(GIVEN EXERCISE)
Go through the data below. Pull out every line that has the word "tăng".

——————————

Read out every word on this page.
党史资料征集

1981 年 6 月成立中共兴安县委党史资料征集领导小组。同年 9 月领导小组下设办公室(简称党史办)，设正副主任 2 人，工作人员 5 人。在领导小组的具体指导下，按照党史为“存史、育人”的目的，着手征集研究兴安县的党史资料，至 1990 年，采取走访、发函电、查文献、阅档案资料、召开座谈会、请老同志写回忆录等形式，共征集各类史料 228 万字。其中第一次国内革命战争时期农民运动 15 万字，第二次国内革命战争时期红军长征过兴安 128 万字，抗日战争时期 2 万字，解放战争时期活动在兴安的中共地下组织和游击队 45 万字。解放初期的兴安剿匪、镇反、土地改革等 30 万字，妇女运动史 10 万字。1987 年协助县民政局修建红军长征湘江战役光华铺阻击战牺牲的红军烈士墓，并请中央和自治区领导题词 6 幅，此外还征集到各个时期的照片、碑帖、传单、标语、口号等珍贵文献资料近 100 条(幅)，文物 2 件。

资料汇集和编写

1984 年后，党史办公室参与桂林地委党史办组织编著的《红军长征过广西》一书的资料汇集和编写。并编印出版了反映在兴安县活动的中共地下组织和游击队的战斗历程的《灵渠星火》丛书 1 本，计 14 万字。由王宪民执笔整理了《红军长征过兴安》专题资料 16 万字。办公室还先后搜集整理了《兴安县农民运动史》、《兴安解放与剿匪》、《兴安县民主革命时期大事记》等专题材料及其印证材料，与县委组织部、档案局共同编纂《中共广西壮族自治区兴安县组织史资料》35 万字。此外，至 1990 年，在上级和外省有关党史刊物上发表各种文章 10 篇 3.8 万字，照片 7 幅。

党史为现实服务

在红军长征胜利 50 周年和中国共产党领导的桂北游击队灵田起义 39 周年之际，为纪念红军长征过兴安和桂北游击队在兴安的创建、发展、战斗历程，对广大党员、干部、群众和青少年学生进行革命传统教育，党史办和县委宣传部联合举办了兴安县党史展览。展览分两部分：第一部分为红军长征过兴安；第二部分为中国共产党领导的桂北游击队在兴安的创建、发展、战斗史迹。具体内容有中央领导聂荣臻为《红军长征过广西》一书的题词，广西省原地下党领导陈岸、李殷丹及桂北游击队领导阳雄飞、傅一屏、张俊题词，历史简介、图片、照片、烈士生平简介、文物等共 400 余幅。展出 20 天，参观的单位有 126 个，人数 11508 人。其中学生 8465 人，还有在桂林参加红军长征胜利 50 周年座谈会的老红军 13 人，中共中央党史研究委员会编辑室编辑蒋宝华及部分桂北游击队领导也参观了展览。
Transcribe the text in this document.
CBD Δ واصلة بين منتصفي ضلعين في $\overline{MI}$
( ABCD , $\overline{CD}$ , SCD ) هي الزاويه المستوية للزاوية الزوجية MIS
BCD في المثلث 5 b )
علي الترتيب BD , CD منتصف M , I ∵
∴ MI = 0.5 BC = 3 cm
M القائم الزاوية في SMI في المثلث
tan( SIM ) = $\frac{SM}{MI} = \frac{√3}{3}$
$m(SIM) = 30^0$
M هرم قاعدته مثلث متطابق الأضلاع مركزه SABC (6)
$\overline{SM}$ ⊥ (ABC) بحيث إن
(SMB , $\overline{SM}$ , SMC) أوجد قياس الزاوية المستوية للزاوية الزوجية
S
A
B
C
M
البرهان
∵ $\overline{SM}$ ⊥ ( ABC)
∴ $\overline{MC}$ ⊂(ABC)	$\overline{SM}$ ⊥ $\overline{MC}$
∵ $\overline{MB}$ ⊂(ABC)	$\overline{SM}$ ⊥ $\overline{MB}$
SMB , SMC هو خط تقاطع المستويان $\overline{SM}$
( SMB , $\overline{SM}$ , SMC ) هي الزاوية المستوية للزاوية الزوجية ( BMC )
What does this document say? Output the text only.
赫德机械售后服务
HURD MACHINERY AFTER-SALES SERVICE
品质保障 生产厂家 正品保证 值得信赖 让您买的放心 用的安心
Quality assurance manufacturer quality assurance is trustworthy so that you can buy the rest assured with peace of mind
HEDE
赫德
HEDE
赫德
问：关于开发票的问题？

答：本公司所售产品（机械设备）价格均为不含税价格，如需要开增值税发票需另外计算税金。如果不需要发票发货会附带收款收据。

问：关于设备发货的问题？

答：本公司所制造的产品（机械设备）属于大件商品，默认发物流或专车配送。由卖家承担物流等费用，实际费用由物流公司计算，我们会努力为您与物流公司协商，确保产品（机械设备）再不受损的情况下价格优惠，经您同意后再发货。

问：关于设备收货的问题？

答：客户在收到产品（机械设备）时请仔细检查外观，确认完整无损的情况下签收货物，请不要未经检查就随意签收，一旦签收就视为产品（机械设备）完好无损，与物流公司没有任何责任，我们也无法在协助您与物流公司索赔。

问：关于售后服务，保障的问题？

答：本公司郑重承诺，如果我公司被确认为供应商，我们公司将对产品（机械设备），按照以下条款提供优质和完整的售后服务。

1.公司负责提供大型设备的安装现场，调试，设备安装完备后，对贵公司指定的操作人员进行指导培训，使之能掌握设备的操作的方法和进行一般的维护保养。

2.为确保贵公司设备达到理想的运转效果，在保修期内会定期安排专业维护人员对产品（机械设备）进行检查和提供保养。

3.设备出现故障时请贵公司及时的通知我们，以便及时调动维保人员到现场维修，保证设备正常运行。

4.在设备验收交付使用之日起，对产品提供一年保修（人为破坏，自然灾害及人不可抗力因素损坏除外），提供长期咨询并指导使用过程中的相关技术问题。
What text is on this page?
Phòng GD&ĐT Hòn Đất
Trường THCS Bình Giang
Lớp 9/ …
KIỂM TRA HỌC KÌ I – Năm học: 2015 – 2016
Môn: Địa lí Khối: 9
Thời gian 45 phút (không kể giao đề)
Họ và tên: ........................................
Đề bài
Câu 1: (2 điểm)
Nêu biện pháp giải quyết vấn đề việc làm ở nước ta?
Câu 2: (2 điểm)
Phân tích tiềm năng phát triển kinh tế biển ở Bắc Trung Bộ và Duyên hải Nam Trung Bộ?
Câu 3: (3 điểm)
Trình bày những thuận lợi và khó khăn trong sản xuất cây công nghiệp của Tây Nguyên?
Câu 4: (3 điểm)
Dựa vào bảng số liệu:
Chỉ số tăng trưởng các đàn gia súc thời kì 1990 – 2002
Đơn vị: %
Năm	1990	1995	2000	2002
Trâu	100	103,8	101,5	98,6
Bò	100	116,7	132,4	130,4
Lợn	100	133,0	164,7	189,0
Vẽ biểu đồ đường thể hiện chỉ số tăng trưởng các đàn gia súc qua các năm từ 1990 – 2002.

——————————

(RESULT FOR THIS TASK)
Chỉ số tăng trưởng các đàn gia súc thời kì 1990 – 2002
Vẽ biểu đồ đường thể hiện chỉ số tăng trưởng các đàn gia súc qua các năm từ 1990 – 2002.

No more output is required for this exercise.